Every line with the string "주장했습니다" should be gathered.

■ ■ ■ ■ ■

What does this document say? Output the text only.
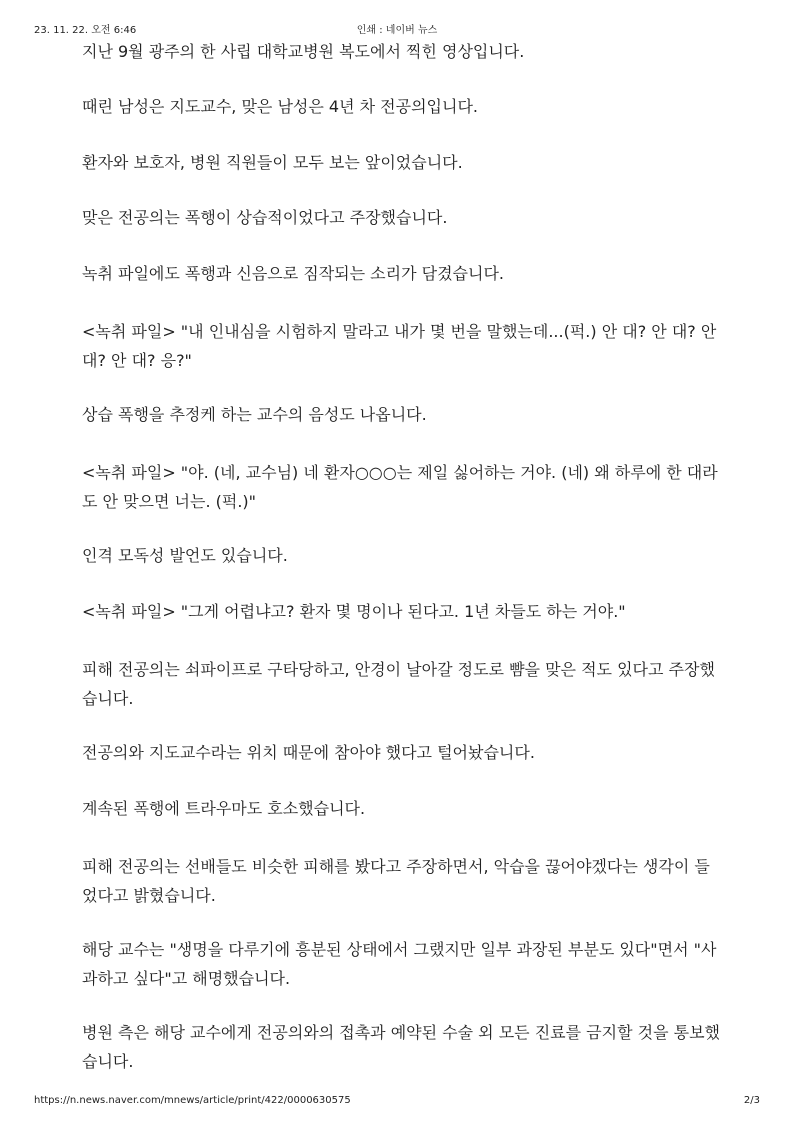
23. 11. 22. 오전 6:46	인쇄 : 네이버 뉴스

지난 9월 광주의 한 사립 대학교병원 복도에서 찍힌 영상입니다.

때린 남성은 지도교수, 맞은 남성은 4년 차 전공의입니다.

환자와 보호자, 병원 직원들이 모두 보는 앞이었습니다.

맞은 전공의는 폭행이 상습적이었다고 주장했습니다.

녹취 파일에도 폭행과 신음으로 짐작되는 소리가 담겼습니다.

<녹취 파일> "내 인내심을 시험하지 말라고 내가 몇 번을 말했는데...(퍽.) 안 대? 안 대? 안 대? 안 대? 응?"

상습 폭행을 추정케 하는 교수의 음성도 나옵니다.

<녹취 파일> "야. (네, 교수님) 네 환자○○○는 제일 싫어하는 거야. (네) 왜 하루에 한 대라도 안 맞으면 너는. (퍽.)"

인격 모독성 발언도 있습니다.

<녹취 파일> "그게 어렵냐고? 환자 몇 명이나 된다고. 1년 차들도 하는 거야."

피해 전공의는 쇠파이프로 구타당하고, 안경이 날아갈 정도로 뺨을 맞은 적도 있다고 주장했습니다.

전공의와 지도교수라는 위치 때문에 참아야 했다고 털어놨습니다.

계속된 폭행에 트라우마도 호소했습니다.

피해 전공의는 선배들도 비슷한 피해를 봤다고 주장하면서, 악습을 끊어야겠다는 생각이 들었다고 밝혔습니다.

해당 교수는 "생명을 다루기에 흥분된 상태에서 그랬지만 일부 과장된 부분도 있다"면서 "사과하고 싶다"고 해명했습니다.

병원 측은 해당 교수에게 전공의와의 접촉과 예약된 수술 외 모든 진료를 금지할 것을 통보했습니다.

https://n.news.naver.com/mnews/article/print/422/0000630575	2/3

■ ■ ■ ■ ■

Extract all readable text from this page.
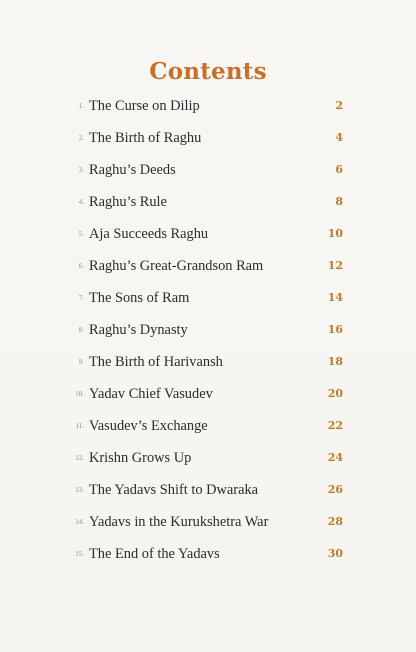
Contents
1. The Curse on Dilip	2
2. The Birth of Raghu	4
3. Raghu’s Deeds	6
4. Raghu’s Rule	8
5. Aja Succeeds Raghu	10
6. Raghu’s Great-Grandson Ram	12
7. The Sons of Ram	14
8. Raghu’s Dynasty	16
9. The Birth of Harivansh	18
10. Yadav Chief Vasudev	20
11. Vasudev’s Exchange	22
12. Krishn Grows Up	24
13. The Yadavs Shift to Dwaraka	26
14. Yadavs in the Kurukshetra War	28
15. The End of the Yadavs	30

■ ■ ■ ■ ■

## ANSWER TO THIS PROBLEM:
맞은 전공의는 폭행이 상습적이었다고 주장했습니다.
피해 전공의는 쇠파이프로 구타당하고, 안경이 날아갈 정도로 뺨을 맞은 적도 있다고 주장했습니다.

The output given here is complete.